_Supplied records_
>>>
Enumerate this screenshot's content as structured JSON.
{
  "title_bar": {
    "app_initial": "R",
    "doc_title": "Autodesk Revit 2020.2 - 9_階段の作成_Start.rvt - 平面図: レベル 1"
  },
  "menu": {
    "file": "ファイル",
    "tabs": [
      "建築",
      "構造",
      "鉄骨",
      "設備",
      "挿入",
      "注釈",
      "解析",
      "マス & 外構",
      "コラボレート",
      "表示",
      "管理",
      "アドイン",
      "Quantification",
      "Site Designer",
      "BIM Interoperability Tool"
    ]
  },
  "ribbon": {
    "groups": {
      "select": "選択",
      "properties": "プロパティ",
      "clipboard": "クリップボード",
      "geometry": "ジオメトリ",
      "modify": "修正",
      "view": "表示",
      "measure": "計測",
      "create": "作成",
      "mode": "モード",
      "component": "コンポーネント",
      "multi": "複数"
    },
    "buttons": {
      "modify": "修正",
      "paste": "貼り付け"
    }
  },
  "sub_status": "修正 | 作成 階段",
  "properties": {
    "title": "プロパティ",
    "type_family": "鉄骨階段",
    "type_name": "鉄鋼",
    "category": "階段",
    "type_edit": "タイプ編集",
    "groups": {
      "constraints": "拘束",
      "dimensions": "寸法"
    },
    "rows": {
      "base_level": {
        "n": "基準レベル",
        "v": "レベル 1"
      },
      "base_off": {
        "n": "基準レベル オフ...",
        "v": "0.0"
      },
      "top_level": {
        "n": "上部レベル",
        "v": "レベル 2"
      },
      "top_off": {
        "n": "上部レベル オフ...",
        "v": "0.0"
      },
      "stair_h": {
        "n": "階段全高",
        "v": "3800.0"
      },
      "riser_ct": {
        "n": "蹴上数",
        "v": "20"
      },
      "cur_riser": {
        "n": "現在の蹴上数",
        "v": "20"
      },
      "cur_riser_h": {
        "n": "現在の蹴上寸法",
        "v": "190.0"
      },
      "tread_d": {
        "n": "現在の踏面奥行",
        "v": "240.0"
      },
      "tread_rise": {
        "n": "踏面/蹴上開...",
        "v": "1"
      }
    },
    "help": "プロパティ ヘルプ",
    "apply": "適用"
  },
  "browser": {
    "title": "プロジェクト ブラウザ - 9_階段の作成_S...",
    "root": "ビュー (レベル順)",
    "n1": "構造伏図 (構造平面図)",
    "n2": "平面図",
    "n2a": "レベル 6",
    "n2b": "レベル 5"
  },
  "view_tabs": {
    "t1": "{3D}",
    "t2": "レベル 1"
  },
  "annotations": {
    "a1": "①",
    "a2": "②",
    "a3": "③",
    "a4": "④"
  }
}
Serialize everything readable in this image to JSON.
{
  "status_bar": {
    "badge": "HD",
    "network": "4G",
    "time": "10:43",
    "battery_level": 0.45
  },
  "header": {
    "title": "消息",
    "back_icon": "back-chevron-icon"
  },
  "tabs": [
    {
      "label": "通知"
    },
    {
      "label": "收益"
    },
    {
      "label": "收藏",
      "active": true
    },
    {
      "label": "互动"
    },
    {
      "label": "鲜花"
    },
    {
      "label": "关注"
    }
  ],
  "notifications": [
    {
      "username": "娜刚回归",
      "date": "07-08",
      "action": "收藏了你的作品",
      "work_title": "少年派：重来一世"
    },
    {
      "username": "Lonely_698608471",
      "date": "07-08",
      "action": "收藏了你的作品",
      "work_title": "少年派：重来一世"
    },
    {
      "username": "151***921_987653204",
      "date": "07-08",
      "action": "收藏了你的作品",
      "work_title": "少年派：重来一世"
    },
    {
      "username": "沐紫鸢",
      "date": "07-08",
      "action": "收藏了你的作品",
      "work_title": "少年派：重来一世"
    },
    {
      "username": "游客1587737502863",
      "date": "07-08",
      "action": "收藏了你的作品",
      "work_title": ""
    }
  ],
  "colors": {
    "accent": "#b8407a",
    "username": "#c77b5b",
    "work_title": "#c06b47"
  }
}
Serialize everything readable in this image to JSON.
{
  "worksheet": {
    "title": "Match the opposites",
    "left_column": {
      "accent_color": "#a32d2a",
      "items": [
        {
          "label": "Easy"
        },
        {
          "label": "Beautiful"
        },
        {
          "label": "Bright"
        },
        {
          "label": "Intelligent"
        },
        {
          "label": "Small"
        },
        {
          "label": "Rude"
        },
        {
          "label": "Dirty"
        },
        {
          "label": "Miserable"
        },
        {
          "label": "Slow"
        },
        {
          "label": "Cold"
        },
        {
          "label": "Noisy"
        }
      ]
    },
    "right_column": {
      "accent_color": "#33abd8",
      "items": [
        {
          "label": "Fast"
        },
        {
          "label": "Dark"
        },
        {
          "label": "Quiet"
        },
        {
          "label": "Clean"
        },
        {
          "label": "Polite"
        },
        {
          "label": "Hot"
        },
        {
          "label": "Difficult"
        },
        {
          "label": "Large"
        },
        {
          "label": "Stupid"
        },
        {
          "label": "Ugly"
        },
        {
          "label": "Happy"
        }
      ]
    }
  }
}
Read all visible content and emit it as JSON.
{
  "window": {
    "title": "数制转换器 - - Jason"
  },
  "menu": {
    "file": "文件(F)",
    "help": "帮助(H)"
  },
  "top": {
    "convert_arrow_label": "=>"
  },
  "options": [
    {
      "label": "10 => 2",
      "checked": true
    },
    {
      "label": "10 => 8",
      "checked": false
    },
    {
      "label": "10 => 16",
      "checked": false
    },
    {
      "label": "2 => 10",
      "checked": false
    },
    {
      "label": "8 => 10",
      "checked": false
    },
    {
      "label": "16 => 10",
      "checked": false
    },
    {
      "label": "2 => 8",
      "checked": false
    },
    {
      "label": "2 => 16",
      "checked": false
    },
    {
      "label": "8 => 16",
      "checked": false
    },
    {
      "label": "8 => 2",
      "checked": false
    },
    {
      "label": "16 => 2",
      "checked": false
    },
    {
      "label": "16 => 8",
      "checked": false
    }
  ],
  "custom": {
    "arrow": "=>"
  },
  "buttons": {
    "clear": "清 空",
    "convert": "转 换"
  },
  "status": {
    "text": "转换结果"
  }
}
<<<
_Work required_
Return the whole listing exactly.

_Result for this task_
Enumerate this screenshot's content as structured JSON.
{
  "title_bar": {
    "app_initial": "R",
    "doc_title": "Autodesk Revit 2020.2 - 9_階段の作成_Start.rvt - 平面図: レベル 1"
  },
  "menu": {
    "file": "ファイル",
    "tabs": [
      "建築",
      "構造",
      "鉄骨",
      "設備",
      "挿入",
      "注釈",
      "解析",
      "マス & 外構",
      "コラボレート",
      "表示",
      "管理",
      "アドイン",
      "Quantification",
      "Site Designer",
      "BIM Interoperability Tool"
    ]
  },
  "ribbon": {
    "groups": {
      "select": "選択",
      "properties": "プロパティ",
      "clipboard": "クリップボード",
      "geometry": "ジオメトリ",
      "modify": "修正",
      "view": "表示",
      "measure": "計測",
      "create": "作成",
      "mode": "モード",
      "component": "コンポーネント",
      "multi": "複数"
    },
    "buttons": {
      "modify": "修正",
      "paste": "貼り付け"
    }
  },
  "sub_status": "修正 | 作成 階段",
  "properties": {
    "title": "プロパティ",
    "type_family": "鉄骨階段",
    "type_name": "鉄鋼",
    "category": "階段",
    "type_edit": "タイプ編集",
    "groups": {
      "constraints": "拘束",
      "dimensions": "寸法"
    },
    "rows": {
      "base_level": {
        "n": "基準レベル",
        "v": "レベル 1"
      },
      "base_off": {
        "n": "基準レベル オフ...",
        "v": "0.0"
      },
      "top_level": {
        "n": "上部レベル",
        "v": "レベル 2"
      },
      "top_off": {
        "n": "上部レベル オフ...",
        "v": "0.0"
      },
      "stair_h": {
        "n": "階段全高",
        "v": "3800.0"
      },
      "riser_ct": {
        "n": "蹴上数",
        "v": "20"
      },
      "cur_riser": {
        "n": "現在の蹴上数",
        "v": "20"
      },
      "cur_riser_h": {
        "n": "現在の蹴上寸法",
        "v": "190.0"
      },
      "tread_d": {
        "n": "現在の踏面奥行",
        "v": "240.0"
      },
      "tread_rise": {
        "n": "踏面/蹴上開...",
        "v": "1"
      }
    },
    "help": "プロパティ ヘルプ",
    "apply": "適用"
  },
  "browser": {
    "title": "プロジェクト ブラウザ - 9_階段の作成_S...",
    "root": "ビュー (レベル順)",
    "n1": "構造伏図 (構造平面図)",
    "n2": "平面図",
    "n2a": "レベル 6",
    "n2b": "レベル 5"
  },
  "view_tabs": {
    "t1": "{3D}",
    "t2": "レベル 1"
  },
  "annotations": {
    "a1": "①",
    "a2": "②",
    "a3": "③",
    "a4": "④"
  }
}
Serialize everything readable in this image to JSON.
{
  "status_bar": {
    "badge": "HD",
    "network": "4G",
    "time": "10:43",
    "battery_level": 0.45
  },
  "header": {
    "title": "消息",
    "back_icon": "back-chevron-icon"
  },
  "tabs": [
    {
      "label": "通知"
    },
    {
      "label": "收益"
    },
    {
      "label": "收藏",
      "active": true
    },
    {
      "label": "互动"
    },
    {
      "label": "鲜花"
    },
    {
      "label": "关注"
    }
  ],
  "notifications": [
    {
      "username": "娜刚回归",
      "date": "07-08",
      "action": "收藏了你的作品",
      "work_title": "少年派：重来一世"
    },
    {
      "username": "Lonely_698608471",
      "date": "07-08",
      "action": "收藏了你的作品",
      "work_title": "少年派：重来一世"
    },
    {
      "username": "151***921_987653204",
      "date": "07-08",
      "action": "收藏了你的作品",
      "work_title": "少年派：重来一世"
    },
    {
      "username": "沐紫鸢",
      "date": "07-08",
      "action": "收藏了你的作品",
      "work_title": "少年派：重来一世"
    },
    {
      "username": "游客1587737502863",
      "date": "07-08",
      "action": "收藏了你的作品",
      "work_title": ""
    }
  ],
  "colors": {
    "accent": "#b8407a",
    "username": "#c77b5b",
    "work_title": "#c06b47"
  }
}
Serialize everything readable in this image to JSON.
{
  "worksheet": {
    "title": "Match the opposites",
    "left_column": {
      "accent_color": "#a32d2a",
      "items": [
        {
          "label": "Easy"
        },
        {
          "label": "Beautiful"
        },
        {
          "label": "Bright"
        },
        {
          "label": "Intelligent"
        },
        {
          "label": "Small"
        },
        {
          "label": "Rude"
        },
        {
          "label": "Dirty"
        },
        {
          "label": "Miserable"
        },
        {
          "label": "Slow"
        },
        {
          "label": "Cold"
        },
        {
          "label": "Noisy"
        }
      ]
    },
    "right_column": {
      "accent_color": "#33abd8",
      "items": [
        {
          "label": "Fast"
        },
        {
          "label": "Dark"
        },
        {
          "label": "Quiet"
        },
        {
          "label": "Clean"
        },
        {
          "label": "Polite"
        },
        {
          "label": "Hot"
        },
        {
          "label": "Difficult"
        },
        {
          "label": "Large"
        },
        {
          "label": "Stupid"
        },
        {
          "label": "Ugly"
        },
        {
          "label": "Happy"
        }
      ]
    }
  }
}
Read all visible content and emit it as JSON.
{
  "window": {
    "title": "数制转换器 - - Jason"
  },
  "menu": {
    "file": "文件(F)",
    "help": "帮助(H)"
  },
  "top": {
    "convert_arrow_label": "=>"
  },
  "options": [
    {
      "label": "10 => 2",
      "checked": true
    },
    {
      "label": "10 => 8",
      "checked": false
    },
    {
      "label": "10 => 16",
      "checked": false
    },
    {
      "label": "2 => 10",
      "checked": false
    },
    {
      "label": "8 => 10",
      "checked": false
    },
    {
      "label": "16 => 10",
      "checked": false
    },
    {
      "label": "2 => 8",
      "checked": false
    },
    {
      "label": "2 => 16",
      "checked": false
    },
    {
      "label": "8 => 16",
      "checked": false
    },
    {
      "label": "8 => 2",
      "checked": false
    },
    {
      "label": "16 => 2",
      "checked": false
    },
    {
      "label": "16 => 8",
      "checked": false
    }
  ],
  "custom": {
    "arrow": "=>"
  },
  "buttons": {
    "clear": "清 空",
    "convert": "转 换"
  },
  "status": {
    "text": "转换结果"
  }
}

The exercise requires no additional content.